Set exercise: Copy each line in which the string "text" occurs.

—————

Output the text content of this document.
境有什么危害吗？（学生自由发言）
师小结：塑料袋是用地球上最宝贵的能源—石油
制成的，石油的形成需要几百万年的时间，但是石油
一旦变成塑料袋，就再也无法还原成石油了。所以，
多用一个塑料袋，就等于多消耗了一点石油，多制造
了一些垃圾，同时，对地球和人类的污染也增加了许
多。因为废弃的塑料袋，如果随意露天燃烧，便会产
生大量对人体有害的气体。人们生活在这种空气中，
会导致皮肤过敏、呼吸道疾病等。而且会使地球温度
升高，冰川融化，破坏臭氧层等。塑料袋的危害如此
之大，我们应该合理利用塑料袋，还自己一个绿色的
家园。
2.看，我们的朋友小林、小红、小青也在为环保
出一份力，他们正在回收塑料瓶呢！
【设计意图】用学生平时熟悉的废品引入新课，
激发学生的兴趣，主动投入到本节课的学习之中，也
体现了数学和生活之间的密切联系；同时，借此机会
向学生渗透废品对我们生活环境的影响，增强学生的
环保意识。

—————

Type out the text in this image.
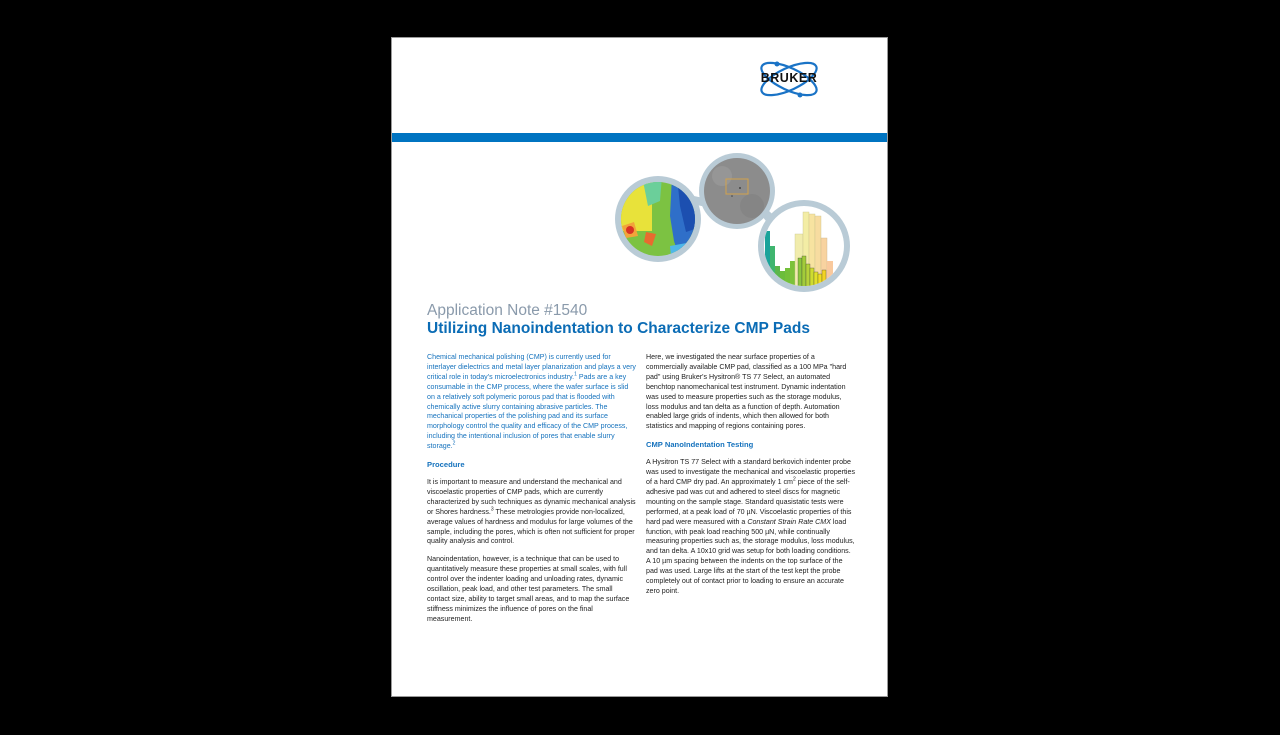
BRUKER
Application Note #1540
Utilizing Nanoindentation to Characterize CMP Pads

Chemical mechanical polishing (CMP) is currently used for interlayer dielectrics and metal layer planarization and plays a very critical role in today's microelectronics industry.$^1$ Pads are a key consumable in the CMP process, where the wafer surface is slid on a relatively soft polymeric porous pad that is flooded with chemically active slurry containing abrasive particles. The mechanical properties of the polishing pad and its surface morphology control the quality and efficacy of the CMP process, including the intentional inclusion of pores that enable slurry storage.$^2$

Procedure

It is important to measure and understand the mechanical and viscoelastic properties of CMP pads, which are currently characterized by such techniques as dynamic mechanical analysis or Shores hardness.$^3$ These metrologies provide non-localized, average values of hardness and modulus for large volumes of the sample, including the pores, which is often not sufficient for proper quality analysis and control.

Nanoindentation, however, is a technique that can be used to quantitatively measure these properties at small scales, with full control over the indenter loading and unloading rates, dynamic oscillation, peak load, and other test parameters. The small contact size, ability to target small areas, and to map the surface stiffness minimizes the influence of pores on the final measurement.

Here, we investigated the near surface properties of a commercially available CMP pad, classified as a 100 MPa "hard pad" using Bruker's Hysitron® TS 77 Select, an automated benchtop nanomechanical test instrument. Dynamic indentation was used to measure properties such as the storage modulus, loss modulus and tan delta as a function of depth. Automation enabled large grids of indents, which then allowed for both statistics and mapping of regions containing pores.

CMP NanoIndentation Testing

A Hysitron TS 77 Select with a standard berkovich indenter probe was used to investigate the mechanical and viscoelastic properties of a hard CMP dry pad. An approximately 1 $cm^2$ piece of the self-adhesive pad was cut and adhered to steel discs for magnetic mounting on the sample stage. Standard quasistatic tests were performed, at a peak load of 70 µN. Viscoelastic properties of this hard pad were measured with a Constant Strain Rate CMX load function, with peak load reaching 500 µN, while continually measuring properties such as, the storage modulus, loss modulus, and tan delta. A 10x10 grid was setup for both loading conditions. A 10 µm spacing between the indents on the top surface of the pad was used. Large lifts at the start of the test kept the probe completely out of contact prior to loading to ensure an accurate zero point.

—————

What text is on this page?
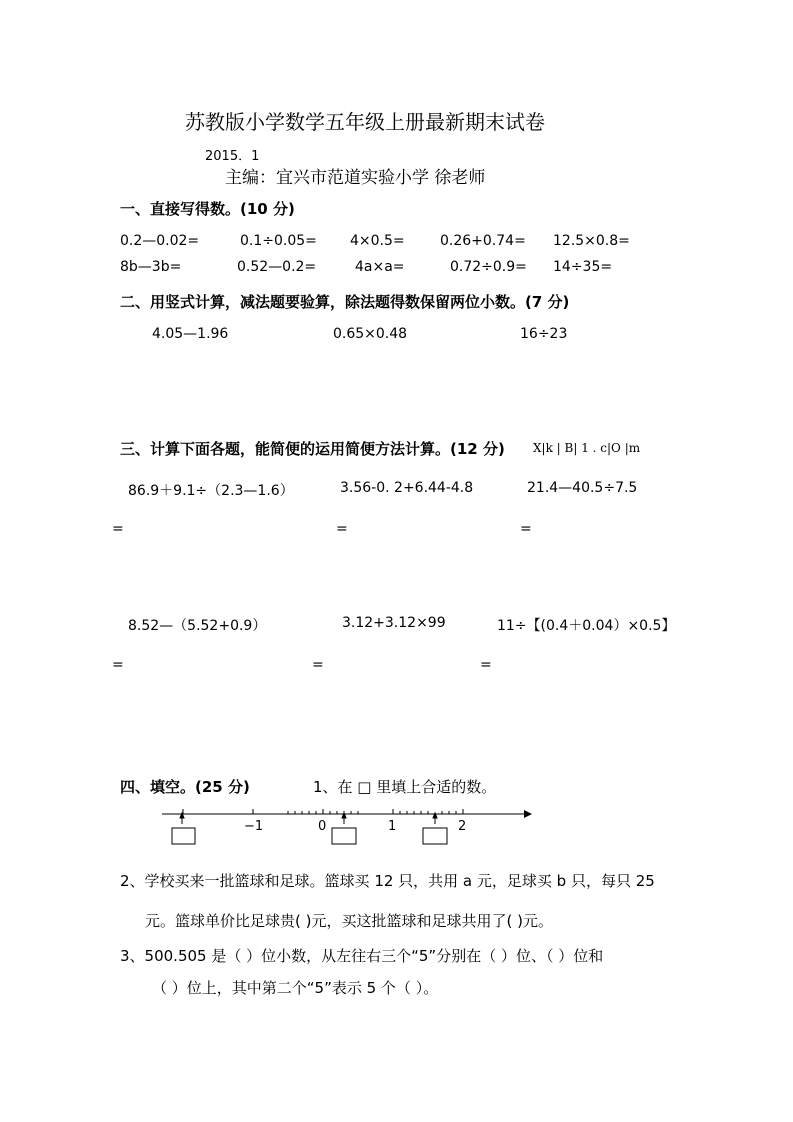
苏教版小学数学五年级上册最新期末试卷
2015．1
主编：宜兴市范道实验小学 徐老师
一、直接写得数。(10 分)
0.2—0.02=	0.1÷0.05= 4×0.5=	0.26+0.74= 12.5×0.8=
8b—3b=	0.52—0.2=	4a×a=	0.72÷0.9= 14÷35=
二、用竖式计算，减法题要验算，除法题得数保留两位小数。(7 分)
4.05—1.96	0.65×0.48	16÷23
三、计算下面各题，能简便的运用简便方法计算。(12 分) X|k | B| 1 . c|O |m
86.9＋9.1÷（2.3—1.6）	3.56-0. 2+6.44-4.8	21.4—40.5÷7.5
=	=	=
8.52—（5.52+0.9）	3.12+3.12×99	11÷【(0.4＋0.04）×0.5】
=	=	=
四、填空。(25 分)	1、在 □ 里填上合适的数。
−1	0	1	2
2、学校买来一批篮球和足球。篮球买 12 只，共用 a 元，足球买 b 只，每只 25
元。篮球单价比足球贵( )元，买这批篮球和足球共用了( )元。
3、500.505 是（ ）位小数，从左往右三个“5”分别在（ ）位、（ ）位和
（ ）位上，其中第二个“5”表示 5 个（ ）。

—————

Result of this task:
Output the text content of this document.
Type out the text in this image.
What text is on this page?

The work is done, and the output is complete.